> [Data extracted from a collection]:
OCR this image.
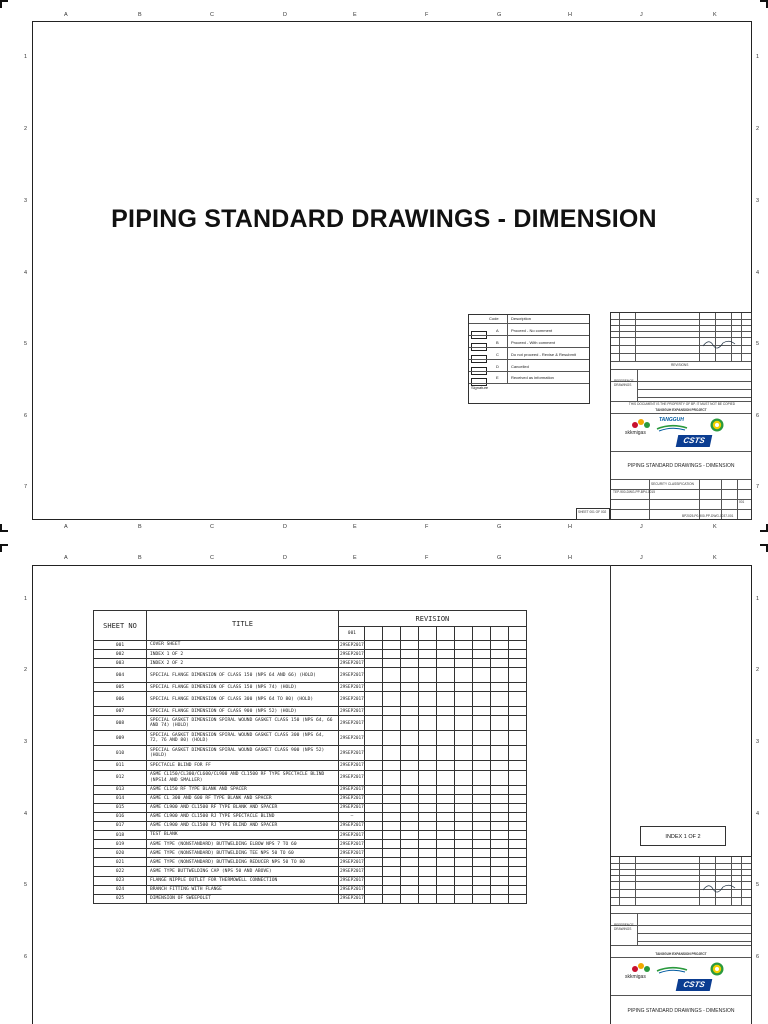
A	B	C	D	E	F	G	H	J	K
A	B	C	D	E	F	G	H	J	K
1
2
3
4
5
6
7
1
2
3
4
5
6
7
PIPING STANDARD DRAWINGS - DIMENSION
Code	Description
A	Proceed - No comment
B	Proceed - With comment
C	Do not proceed - Revise & Resubmit
D	Cancelled
E	Received as information
Signature
REVISIONS
REFERENCE
DRAWINGS
THIS DOCUMENT IS THE PROPERTY OF BP. IT MUST NOT BE COPIED
TANGGUH EXPANSION PROJECT
skkmigas
TANGGUH
CSTS
PIPING STANDARD DRAWINGS - DIMENSION
SECURITY CLASSIFICATION
TEP-900-DWG-PP-BP4-0015
001
SHEET 001 OF 002
BP2025-P0-900-PP-DWG-0037-001
A	B	C	D	E	F	G	H	J	K
1
2
3
4
5
6
1
2
3
4
5
6
SHEET NO	TITLE	REVISION									
		001									
001	COVER SHEET	29SEP2017									
002	INDEX 1 OF 2	29SEP2017									
003	INDEX 2 OF 2	29SEP2017									
004	SPECIAL FLANGE DIMENSION OF CLASS 150 (NPS 64 AND 66) (HOLD)	29SEP2017									
005	SPECIAL FLANGE DIMENSION OF CLASS 150 (NPS 74) (HOLD)	29SEP2017									
006	SPECIAL FLANGE DIMENSION OF CLASS 300 (NPS 64 TO 80) (HOLD)	29SEP2017									
007	SPECIAL FLANGE DIMENSION OF CLASS 900 (NPS 52) (HOLD)	29SEP2017									
008	SPECIAL GASKET DIMENSION SPIRAL WOUND GASKET CLASS 150 (NPS 64, 66 AND 74) (HOLD)	29SEP2017									
009	SPECIAL GASKET DIMENSION SPIRAL WOUND GASKET CLASS 300 (NPS 64, 72, 76 AND 80) (HOLD)	29SEP2017									
010	SPECIAL GASKET DIMENSION SPIRAL WOUND GASKET CLASS 900 (NPS 52) (HOLD)	29SEP2017									
011	SPECTACLE BLIND FOR FF	29SEP2017									
012	ASME CL150/CL300/CL600/CL900 AND CL1500 RF TYPE SPECTACLE BLIND (NPS14 AND SMALLER)	29SEP2017									
013	ASME CL150 RF TYPE BLANK AND SPACER	29SEP2017									
014	ASME CL 300 AND 600 RF TYPE BLANK AND SPACER	29SEP2017									
015	ASME CL900 AND CL1500 RF TYPE BLANK AND SPACER	29SEP2017									
016	ASME CL900 AND CL1500 RJ TYPE SPECTACLE BLIND	–									
017	ASME CL900 AND CL1500 RJ TYPE BLIND AND SPACER	29SEP2017									
018	TEST BLANK	29SEP2017									
019	ASME TYPE (NONSTANDARD) BUTTWELDING ELBOW NPS 7 TO 60	29SEP2017									
020	ASME TYPE (NONSTANDARD) BUTTWELDING TEE NPS 50 TO 60	29SEP2017									
021	ASME TYPE (NONSTANDARD) BUTTWELDING REDUCER NPS 50 TO 80	29SEP2017									
022	ASME TYPE BUTTWELDING CAP (NPS 50 AND ABOVE)	29SEP2017									
023	FLANGE NIPPLE OUTLET FOR THERMOWELL CONNECTION	29SEP2017									
024	BRANCH FITTING WITH FLANGE	29SEP2017									
025	DIMENSION OF SWEEPOLET	29SEP2017									
INDEX 1 OF 2
REFERENCE
DRAWINGS
TANGGUH EXPANSION PROJECT
skkmigas
CSTS
PIPING STANDARD DRAWINGS - DIMENSION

> [The request]:
Print all entries exactly. The images do not belong in the copy.

> [Task result]:
OCR this image.
A	B	C	D	E	F	G	H	J	K
A	B	C	D	E	F	G	H	J	K
1
2
3
4
5
6
7
1
2
3
4
5
6
7
PIPING STANDARD DRAWINGS - DIMENSION
Code	Description
A	Proceed - No comment
B	Proceed - With comment
C	Do not proceed - Revise & Resubmit
D	Cancelled
E	Received as information
Signature
REVISIONS
REFERENCE
DRAWINGS
THIS DOCUMENT IS THE PROPERTY OF BP. IT MUST NOT BE COPIED
TANGGUH EXPANSION PROJECT
skkmigas
TANGGUH
CSTS
PIPING STANDARD DRAWINGS - DIMENSION
SECURITY CLASSIFICATION
TEP-900-DWG-PP-BP4-0015
001
SHEET 001 OF 002
BP2025-P0-900-PP-DWG-0037-001
A	B	C	D	E	F	G	H	J	K
1
2
3
4
5
6
1
2
3
4
5
6
SHEET NO	TITLE	REVISION									
		001									
001	COVER SHEET	29SEP2017									
002	INDEX 1 OF 2	29SEP2017									
003	INDEX 2 OF 2	29SEP2017									
004	SPECIAL FLANGE DIMENSION OF CLASS 150 (NPS 64 AND 66) (HOLD)	29SEP2017									
005	SPECIAL FLANGE DIMENSION OF CLASS 150 (NPS 74) (HOLD)	29SEP2017									
006	SPECIAL FLANGE DIMENSION OF CLASS 300 (NPS 64 TO 80) (HOLD)	29SEP2017									
007	SPECIAL FLANGE DIMENSION OF CLASS 900 (NPS 52) (HOLD)	29SEP2017									
008	SPECIAL GASKET DIMENSION SPIRAL WOUND GASKET CLASS 150 (NPS 64, 66 AND 74) (HOLD)	29SEP2017									
009	SPECIAL GASKET DIMENSION SPIRAL WOUND GASKET CLASS 300 (NPS 64, 72, 76 AND 80) (HOLD)	29SEP2017									
010	SPECIAL GASKET DIMENSION SPIRAL WOUND GASKET CLASS 900 (NPS 52) (HOLD)	29SEP2017									
011	SPECTACLE BLIND FOR FF	29SEP2017									
012	ASME CL150/CL300/CL600/CL900 AND CL1500 RF TYPE SPECTACLE BLIND (NPS14 AND SMALLER)	29SEP2017									
013	ASME CL150 RF TYPE BLANK AND SPACER	29SEP2017									
014	ASME CL 300 AND 600 RF TYPE BLANK AND SPACER	29SEP2017									
015	ASME CL900 AND CL1500 RF TYPE BLANK AND SPACER	29SEP2017									
016	ASME CL900 AND CL1500 RJ TYPE SPECTACLE BLIND	–									
017	ASME CL900 AND CL1500 RJ TYPE BLIND AND SPACER	29SEP2017									
018	TEST BLANK	29SEP2017									
019	ASME TYPE (NONSTANDARD) BUTTWELDING ELBOW NPS 7 TO 60	29SEP2017									
020	ASME TYPE (NONSTANDARD) BUTTWELDING TEE NPS 50 TO 60	29SEP2017									
021	ASME TYPE (NONSTANDARD) BUTTWELDING REDUCER NPS 50 TO 80	29SEP2017									
022	ASME TYPE BUTTWELDING CAP (NPS 50 AND ABOVE)	29SEP2017									
023	FLANGE NIPPLE OUTLET FOR THERMOWELL CONNECTION	29SEP2017									
024	BRANCH FITTING WITH FLANGE	29SEP2017									
025	DIMENSION OF SWEEPOLET	29SEP2017									
INDEX 1 OF 2
REFERENCE
DRAWINGS
TANGGUH EXPANSION PROJECT
skkmigas
CSTS
PIPING STANDARD DRAWINGS - DIMENSION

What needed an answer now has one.